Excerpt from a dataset
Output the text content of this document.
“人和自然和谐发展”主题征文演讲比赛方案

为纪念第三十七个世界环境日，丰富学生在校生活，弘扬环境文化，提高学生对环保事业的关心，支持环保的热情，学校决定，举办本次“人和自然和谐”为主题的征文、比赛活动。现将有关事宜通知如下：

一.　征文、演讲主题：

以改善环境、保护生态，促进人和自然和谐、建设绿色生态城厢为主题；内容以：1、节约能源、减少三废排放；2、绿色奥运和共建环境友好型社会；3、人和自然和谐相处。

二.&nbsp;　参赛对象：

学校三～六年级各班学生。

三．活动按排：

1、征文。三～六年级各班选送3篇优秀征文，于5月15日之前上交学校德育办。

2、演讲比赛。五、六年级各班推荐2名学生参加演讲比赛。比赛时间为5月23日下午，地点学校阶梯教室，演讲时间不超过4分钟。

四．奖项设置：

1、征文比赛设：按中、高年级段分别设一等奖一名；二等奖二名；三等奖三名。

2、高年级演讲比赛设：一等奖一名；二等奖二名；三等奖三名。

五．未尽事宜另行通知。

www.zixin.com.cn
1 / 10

What is being asked:
Reproduce the complete set of lines precisely as supplied.

Output:
Output the text content of this document.
“人和自然和谐发展”主题征文演讲比赛方案

为纪念第三十七个世界环境日，丰富学生在校生活，弘扬环境文化，提高学生对环保事业的关心，支持环保的热情，学校决定，举办本次“人和自然和谐”为主题的征文、比赛活动。现将有关事宜通知如下：

一.　征文、演讲主题：

以改善环境、保护生态，促进人和自然和谐、建设绿色生态城厢为主题；内容以：1、节约能源、减少三废排放；2、绿色奥运和共建环境友好型社会；3、人和自然和谐相处。

二.&nbsp;　参赛对象：

学校三～六年级各班学生。

三．活动按排：

1、征文。三～六年级各班选送3篇优秀征文，于5月15日之前上交学校德育办。

2、演讲比赛。五、六年级各班推荐2名学生参加演讲比赛。比赛时间为5月23日下午，地点学校阶梯教室，演讲时间不超过4分钟。

四．奖项设置：

1、征文比赛设：按中、高年级段分别设一等奖一名；二等奖二名；三等奖三名。

2、高年级演讲比赛设：一等奖一名；二等奖二名；三等奖三名。

五．未尽事宜另行通知。

www.zixin.com.cn
1 / 10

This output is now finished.